• Given problem
Reproduce the listing below without changes, except that pictures are left out.

· · · · · · ·

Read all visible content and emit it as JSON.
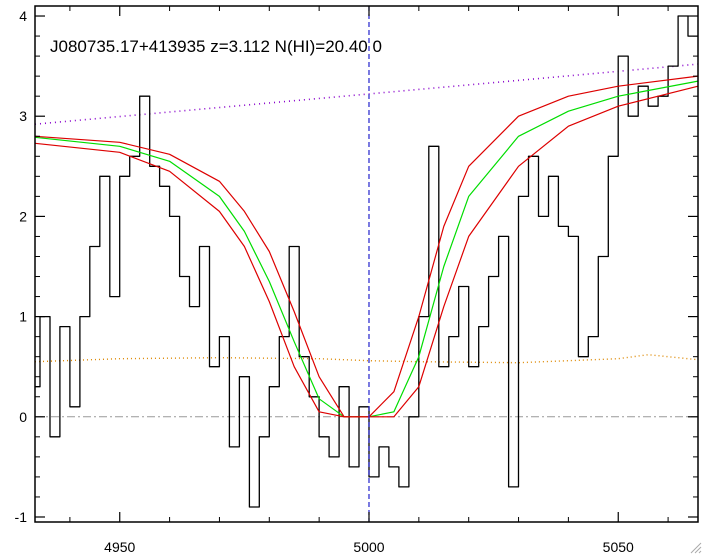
{
  "chart_data": {
    "type": "line",
    "title": "J080735.17+413935 z=3.112 N(HI)=20.40 0",
    "xlabel": "",
    "ylabel": "",
    "xlim": [
      4933,
      5066
    ],
    "ylim": [
      -1.05,
      4.1
    ],
    "x_ticks": [
      4950,
      5000,
      5050
    ],
    "y_ticks": [
      -1,
      0,
      1,
      2,
      3,
      4
    ],
    "x_tick_labels": [
      "4950",
      "5000",
      "5050"
    ],
    "y_tick_labels": [
      "-1",
      "0",
      "1",
      "2",
      "3",
      "4"
    ],
    "grid": false,
    "vline_x": 5000,
    "hline_y": 0,
    "colors": {
      "flux": "#000000",
      "model": "#00dd00",
      "model_bounds": "#dd0000",
      "continuum": "#8800cc",
      "error": "#dd8800",
      "vline": "#2222cc",
      "zero_line": "#999999"
    },
    "series": [
      {
        "role": "flux",
        "step": true,
        "x": [
          4933,
          4935,
          4937,
          4939,
          4941,
          4943,
          4945,
          4947,
          4949,
          4951,
          4953,
          4955,
          4957,
          4959,
          4961,
          4963,
          4965,
          4967,
          4969,
          4971,
          4973,
          4975,
          4977,
          4979,
          4981,
          4983,
          4985,
          4987,
          4989,
          4991,
          4993,
          4995,
          4997,
          4999,
          5001,
          5003,
          5005,
          5007,
          5009,
          5011,
          5013,
          5015,
          5017,
          5019,
          5021,
          5023,
          5025,
          5027,
          5029,
          5031,
          5033,
          5035,
          5037,
          5039,
          5041,
          5043,
          5045,
          5047,
          5049,
          5051,
          5053,
          5055,
          5057,
          5059,
          5061,
          5063,
          5065
        ],
        "y": [
          0.3,
          1.0,
          -0.2,
          0.9,
          0.1,
          1.0,
          1.7,
          2.4,
          1.2,
          2.4,
          2.6,
          3.2,
          2.5,
          2.3,
          2.0,
          1.4,
          1.1,
          1.7,
          0.5,
          0.8,
          -0.3,
          0.4,
          -0.9,
          -0.2,
          0.3,
          0.8,
          1.7,
          0.6,
          0.2,
          -0.2,
          -0.4,
          0.3,
          -0.5,
          0.1,
          -0.6,
          -0.3,
          -0.5,
          -0.7,
          0.0,
          1.0,
          2.7,
          0.5,
          0.8,
          1.3,
          0.5,
          0.9,
          1.4,
          1.8,
          -0.7,
          2.2,
          2.6,
          2.0,
          2.4,
          1.9,
          1.8,
          0.6,
          0.8,
          1.6,
          2.6,
          3.6,
          3.0,
          3.3,
          3.1,
          3.2,
          3.5,
          4.0,
          3.8
        ]
      },
      {
        "role": "model",
        "x": [
          4933,
          4950,
          4960,
          4970,
          4975,
          4980,
          4985,
          4990,
          4995,
          5000,
          5005,
          5010,
          5015,
          5020,
          5030,
          5040,
          5050,
          5066
        ],
        "y": [
          2.79,
          2.7,
          2.55,
          2.2,
          1.85,
          1.35,
          0.75,
          0.18,
          0.0,
          0.0,
          0.05,
          0.6,
          1.5,
          2.2,
          2.8,
          3.05,
          3.2,
          3.35
        ]
      },
      {
        "role": "model_upper",
        "x": [
          4933,
          4950,
          4960,
          4970,
          4975,
          4980,
          4985,
          4990,
          4995,
          5000,
          5005,
          5010,
          5015,
          5020,
          5030,
          5040,
          5050,
          5066
        ],
        "y": [
          2.8,
          2.74,
          2.62,
          2.35,
          2.05,
          1.65,
          1.05,
          0.4,
          0.0,
          0.0,
          0.25,
          1.0,
          1.9,
          2.5,
          3.0,
          3.2,
          3.3,
          3.4
        ]
      },
      {
        "role": "model_lower",
        "x": [
          4933,
          4950,
          4960,
          4970,
          4975,
          4980,
          4985,
          4990,
          4995,
          5000,
          5005,
          5010,
          5015,
          5020,
          5030,
          5040,
          5050,
          5066
        ],
        "y": [
          2.73,
          2.64,
          2.45,
          2.05,
          1.7,
          1.15,
          0.5,
          0.05,
          0.0,
          0.0,
          0.0,
          0.3,
          1.1,
          1.8,
          2.5,
          2.9,
          3.1,
          3.3
        ]
      },
      {
        "role": "continuum",
        "x": [
          4933,
          5066
        ],
        "y": [
          2.92,
          3.52
        ]
      },
      {
        "role": "error",
        "x": [
          4933,
          4950,
          4970,
          4990,
          5000,
          5010,
          5030,
          5050,
          5056,
          5066
        ],
        "y": [
          0.55,
          0.58,
          0.59,
          0.58,
          0.56,
          0.55,
          0.54,
          0.58,
          0.62,
          0.57
        ]
      }
    ]
  }
}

· · · · · · ·

• Answer to the problem
Read all visible content and emit it as JSON.
{
  "chart_data": {
    "type": "line",
    "title": "J080735.17+413935 z=3.112 N(HI)=20.40 0",
    "xlabel": "",
    "ylabel": "",
    "xlim": [
      4933,
      5066
    ],
    "ylim": [
      -1.05,
      4.1
    ],
    "x_ticks": [
      4950,
      5000,
      5050
    ],
    "y_ticks": [
      -1,
      0,
      1,
      2,
      3,
      4
    ],
    "x_tick_labels": [
      "4950",
      "5000",
      "5050"
    ],
    "y_tick_labels": [
      "-1",
      "0",
      "1",
      "2",
      "3",
      "4"
    ],
    "grid": false,
    "vline_x": 5000,
    "hline_y": 0,
    "colors": {
      "flux": "#000000",
      "model": "#00dd00",
      "model_bounds": "#dd0000",
      "continuum": "#8800cc",
      "error": "#dd8800",
      "vline": "#2222cc",
      "zero_line": "#999999"
    },
    "series": [
      {
        "role": "flux",
        "step": true,
        "x": [
          4933,
          4935,
          4937,
          4939,
          4941,
          4943,
          4945,
          4947,
          4949,
          4951,
          4953,
          4955,
          4957,
          4959,
          4961,
          4963,
          4965,
          4967,
          4969,
          4971,
          4973,
          4975,
          4977,
          4979,
          4981,
          4983,
          4985,
          4987,
          4989,
          4991,
          4993,
          4995,
          4997,
          4999,
          5001,
          5003,
          5005,
          5007,
          5009,
          5011,
          5013,
          5015,
          5017,
          5019,
          5021,
          5023,
          5025,
          5027,
          5029,
          5031,
          5033,
          5035,
          5037,
          5039,
          5041,
          5043,
          5045,
          5047,
          5049,
          5051,
          5053,
          5055,
          5057,
          5059,
          5061,
          5063,
          5065
        ],
        "y": [
          0.3,
          1.0,
          -0.2,
          0.9,
          0.1,
          1.0,
          1.7,
          2.4,
          1.2,
          2.4,
          2.6,
          3.2,
          2.5,
          2.3,
          2.0,
          1.4,
          1.1,
          1.7,
          0.5,
          0.8,
          -0.3,
          0.4,
          -0.9,
          -0.2,
          0.3,
          0.8,
          1.7,
          0.6,
          0.2,
          -0.2,
          -0.4,
          0.3,
          -0.5,
          0.1,
          -0.6,
          -0.3,
          -0.5,
          -0.7,
          0.0,
          1.0,
          2.7,
          0.5,
          0.8,
          1.3,
          0.5,
          0.9,
          1.4,
          1.8,
          -0.7,
          2.2,
          2.6,
          2.0,
          2.4,
          1.9,
          1.8,
          0.6,
          0.8,
          1.6,
          2.6,
          3.6,
          3.0,
          3.3,
          3.1,
          3.2,
          3.5,
          4.0,
          3.8
        ]
      },
      {
        "role": "model",
        "x": [
          4933,
          4950,
          4960,
          4970,
          4975,
          4980,
          4985,
          4990,
          4995,
          5000,
          5005,
          5010,
          5015,
          5020,
          5030,
          5040,
          5050,
          5066
        ],
        "y": [
          2.79,
          2.7,
          2.55,
          2.2,
          1.85,
          1.35,
          0.75,
          0.18,
          0.0,
          0.0,
          0.05,
          0.6,
          1.5,
          2.2,
          2.8,
          3.05,
          3.2,
          3.35
        ]
      },
      {
        "role": "model_upper",
        "x": [
          4933,
          4950,
          4960,
          4970,
          4975,
          4980,
          4985,
          4990,
          4995,
          5000,
          5005,
          5010,
          5015,
          5020,
          5030,
          5040,
          5050,
          5066
        ],
        "y": [
          2.8,
          2.74,
          2.62,
          2.35,
          2.05,
          1.65,
          1.05,
          0.4,
          0.0,
          0.0,
          0.25,
          1.0,
          1.9,
          2.5,
          3.0,
          3.2,
          3.3,
          3.4
        ]
      },
      {
        "role": "model_lower",
        "x": [
          4933,
          4950,
          4960,
          4970,
          4975,
          4980,
          4985,
          4990,
          4995,
          5000,
          5005,
          5010,
          5015,
          5020,
          5030,
          5040,
          5050,
          5066
        ],
        "y": [
          2.73,
          2.64,
          2.45,
          2.05,
          1.7,
          1.15,
          0.5,
          0.05,
          0.0,
          0.0,
          0.0,
          0.3,
          1.1,
          1.8,
          2.5,
          2.9,
          3.1,
          3.3
        ]
      },
      {
        "role": "continuum",
        "x": [
          4933,
          5066
        ],
        "y": [
          2.92,
          3.52
        ]
      },
      {
        "role": "error",
        "x": [
          4933,
          4950,
          4970,
          4990,
          5000,
          5010,
          5030,
          5050,
          5056,
          5066
        ],
        "y": [
          0.55,
          0.58,
          0.59,
          0.58,
          0.56,
          0.55,
          0.54,
          0.58,
          0.62,
          0.57
        ]
      }
    ]
  }
}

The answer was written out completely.